+++ Page text
Demostraion of supervised edge detection. (a) and (c) come from [14], while (b) and (d) from [30]. (a) and (b) are original images contain certain targets, which are mouse and toy respectively. And (c) and (d) are the predicted edge of targets. In (c) the mouse edge result is suggested effectively by Boosted Edge Learning (BEL) in [14]. While interested in toy edge, a specified learning setting can also lead successful result as shown in (b) and (d)[30].
Edge detection techniques have experienced a rapid development these years. The early approaches provide many easy and efficient result [6, 39]. After that some sophisticated features such as Histograms of Oriented Gradients (HOG) [13], Harr-like [50] and integral channel features [15] are developed to improve accuracy. Recently, learning strategy is introduced and sigificant improvements are achieved [14, 53]. From the research line we can find that Boosting Edge Learning [14], which builds probabilistic boosting tree as an edge classifier for patches, is the most successful framework.
In order to take global information into account and boost accuracy, a highly efficient contour detector named gPb is proposed [1]. In gPb, spectral clustering [32] is introduced to modeling global information and gPb beats all the previous methods. However, high computational complexity of gPb makes it hard for real-time detection. Except for spectral clustering, learning the structure of the edges directly is also a straightforward way to capture structure information. In this direction, there are two successful methods proposed recently: Structured Forests [16] and Sketch Tokens [26], both of which benefit from structured learning and integral channel features. In [16], an inner-trained intermediate mapping is combined with Structured Forests to make fine prediction for the masks of each pixel. On the contrary, in [26] the masks, called Sketch Tokens, are trained beforehand, and by utilizing the Sketch Token label for each patch a random forest model is used to predict masks. These two methods are both highly effective and efficient in edge detection. Furthermore, in [26], Sketch Token also shows outstanding object detection results. Recently, some deep learning based edge detection has emerged [3, 43]. Deep models usually reach good performance, but it will suffer from high computation cost and model volume, making it hard to be applied in a broad application areas.
In this paper, we introduce Sketch Tokens to crack detection problem, because the pre-trained mid-level features are more stable and understandable. And also the fixed mid-level features dictionary can make the subsequent crack indentification convenient and efficient.
Although many crack detection algorithms and systems have been proposed, the exact definition of pavement crack is still not given. Instead, existing researches often conduct crack detection based on some basic assumptions of the shape or intensity of cracks. This situation may be caused by the high complexity of the crack characteristic and the inconsistency of the difference between cracks and background. As we solve crack detection problem in a machine learning way, we first introduce a detailed understanding in the context of edge detection as the basis of the proposed framework. After that, we provide the mid-level feature based pavement crack detection framework, consisting of two main steps: mid-level feature based edge detection and crack recognition. In the first step, we build a mid-level feature dictionary and a random forest as predictor. From that we can achieve the probability of the center point standing on an crack-like edge and construct the mid-level feature of the center point of the patch. In the second step, we construct a possible crack area set based on the probability map generated in the first step, make use of the mid-level features and train an area level classifier to discriminate cracks from ordinary edges. The proposed framework is shown in Fig. 1.
++++++
**Work to complete:**
(a) Transcribe the part of the crack detection passage starting at "Edge detection techniques" and ending at "most successful framework.".
(b) Translate this sentence from the crack detection passage into Spanish: "However, high computational complexity of gPb makes it hard for real-time detection."
+++ Data block
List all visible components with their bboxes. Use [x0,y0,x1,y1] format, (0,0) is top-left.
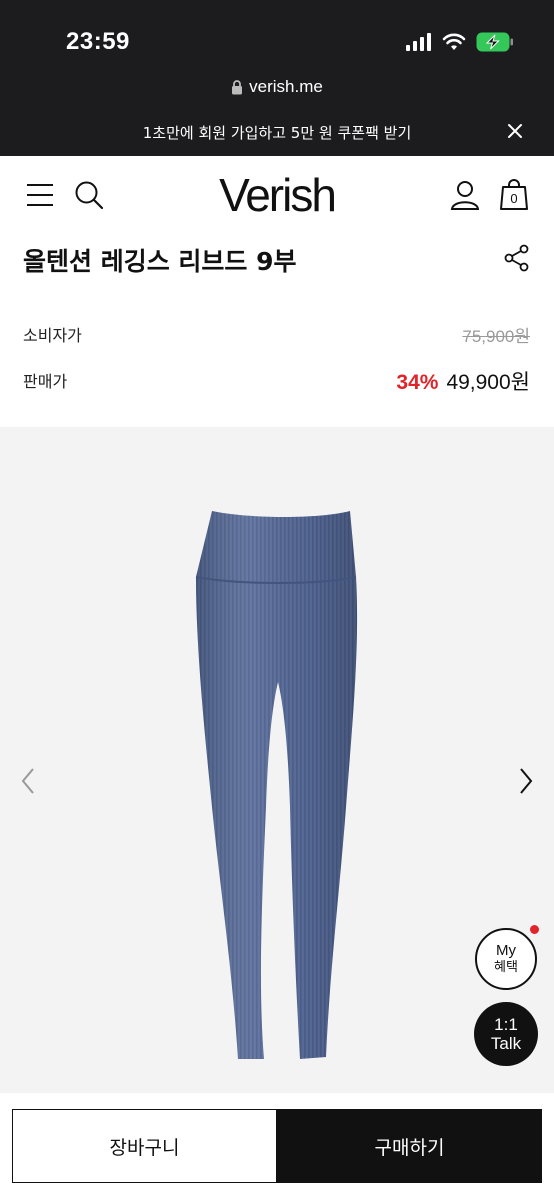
++++++
**Solutions to the problems:**
(a)
Edge detection techniques have experienced a rapid development these years. The early approaches provide many easy and efficient result [6, 39]. After that some sophisticated features such as Histograms of Oriented Gradients (HOG) [13], Harr-like [50] and integral channel features [15] are developed to improve accuracy. Recently, learning strategy is introduced and sigificant improvements are achieved [14, 53]. From the research line we can find that Boosting Edge Learning [14], which builds probabilistic boosting tree as an edge classifier for patches, is the most successful framework.

(b) Sin embargo, la alta complejidad computacional de gPb dificulta la detección en tiempo real.